### Stated goal
Render the material again word for word, skipping the pictures in it.

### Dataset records
━━━━━━
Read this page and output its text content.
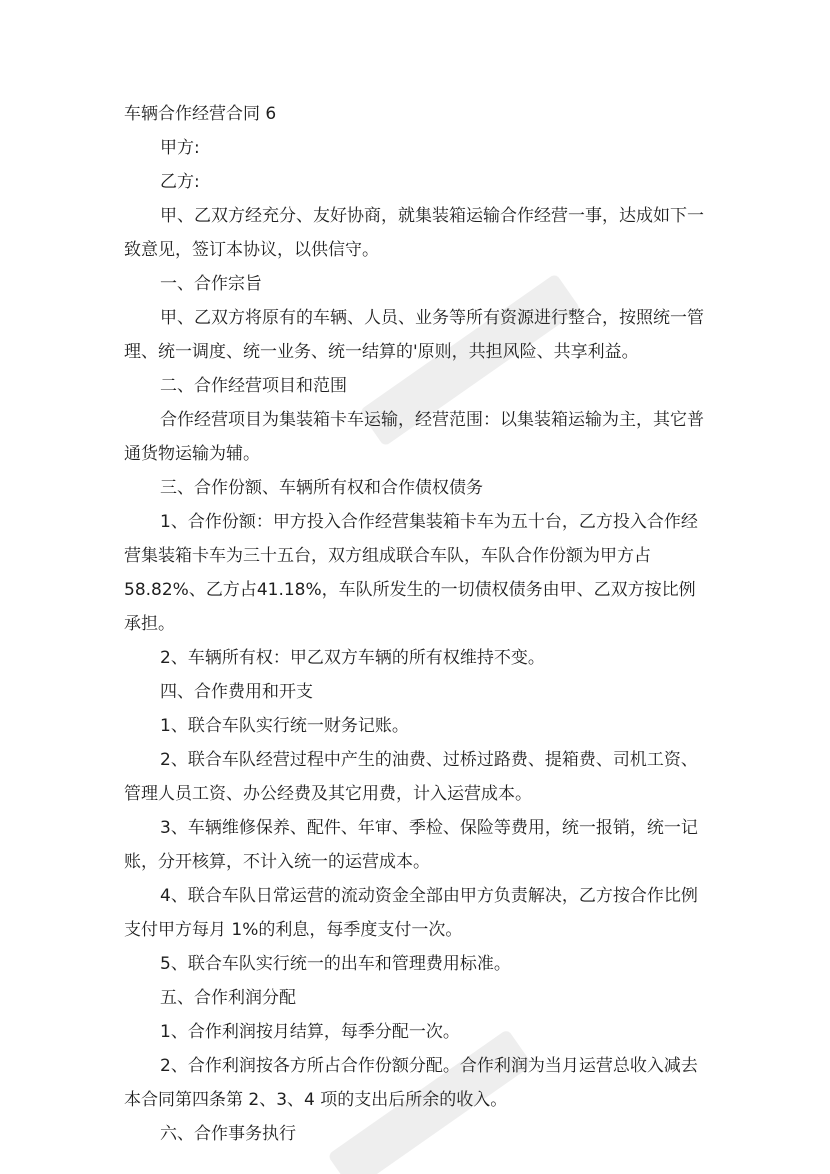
车辆合作经营合同 6

甲方:

乙方:

甲、乙双方经充分、友好协商，就集装箱运输合作经营一事，达成如下一致意见，签订本协议，以供信守。

一、合作宗旨

甲、乙双方将原有的车辆、人员、业务等所有资源进行整合，按照统一管理、统一调度、统一业务、统一结算的'原则，共担风险、共享利益。

二、合作经营项目和范围

合作经营项目为集装箱卡车运输，经营范围：以集装箱运输为主，其它普通货物运输为辅。

三、合作份额、车辆所有权和合作债权债务

1、合作份额：甲方投入合作经营集装箱卡车为五十台，乙方投入合作经营集装箱卡车为三十五台，双方组成联合车队，车队合作份额为甲方占58.82%、乙方占41.18%，车队所发生的一切债权债务由甲、乙双方按比例承担。

2、车辆所有权：甲乙双方车辆的所有权维持不变。

四、合作费用和开支

1、联合车队实行统一财务记账。

2、联合车队经营过程中产生的油费、过桥过路费、提箱费、司机工资、管理人员工资、办公经费及其它用费，计入运营成本。

3、车辆维修保养、配件、年审、季检、保险等费用，统一报销，统一记账，分开核算，不计入统一的运营成本。

4、联合车队日常运营的流动资金全部由甲方负责解决，乙方按合作比例支付甲方每月 1%的利息，每季度支付一次。

5、联合车队实行统一的出车和管理费用标准。

五、合作利润分配

1、合作利润按月结算，每季分配一次。

2、合作利润按各方所占合作份额分配。合作利润为当月运营总收入减去本合同第四条第 2、3、4 项的支出后所余的收入。

六、合作事务执行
━━━━━━
### Output below
Read this page and output its text content.
车辆合作经营合同 6

甲方:

乙方:

甲、乙双方经充分、友好协商，就集装箱运输合作经营一事，达成如下一致意见，签订本协议，以供信守。

一、合作宗旨

甲、乙双方将原有的车辆、人员、业务等所有资源进行整合，按照统一管理、统一调度、统一业务、统一结算的'原则，共担风险、共享利益。

二、合作经营项目和范围

合作经营项目为集装箱卡车运输，经营范围：以集装箱运输为主，其它普通货物运输为辅。

三、合作份额、车辆所有权和合作债权债务

1、合作份额：甲方投入合作经营集装箱卡车为五十台，乙方投入合作经营集装箱卡车为三十五台，双方组成联合车队，车队合作份额为甲方占58.82%、乙方占41.18%，车队所发生的一切债权债务由甲、乙双方按比例承担。

2、车辆所有权：甲乙双方车辆的所有权维持不变。

四、合作费用和开支

1、联合车队实行统一财务记账。

2、联合车队经营过程中产生的油费、过桥过路费、提箱费、司机工资、管理人员工资、办公经费及其它用费，计入运营成本。

3、车辆维修保养、配件、年审、季检、保险等费用，统一报销，统一记账，分开核算，不计入统一的运营成本。

4、联合车队日常运营的流动资金全部由甲方负责解决，乙方按合作比例支付甲方每月 1%的利息，每季度支付一次。

5、联合车队实行统一的出车和管理费用标准。

五、合作利润分配

1、合作利润按月结算，每季分配一次。

2、合作利润按各方所占合作份额分配。合作利润为当月运营总收入减去本合同第四条第 2、3、4 项的支出后所余的收入。

六、合作事务执行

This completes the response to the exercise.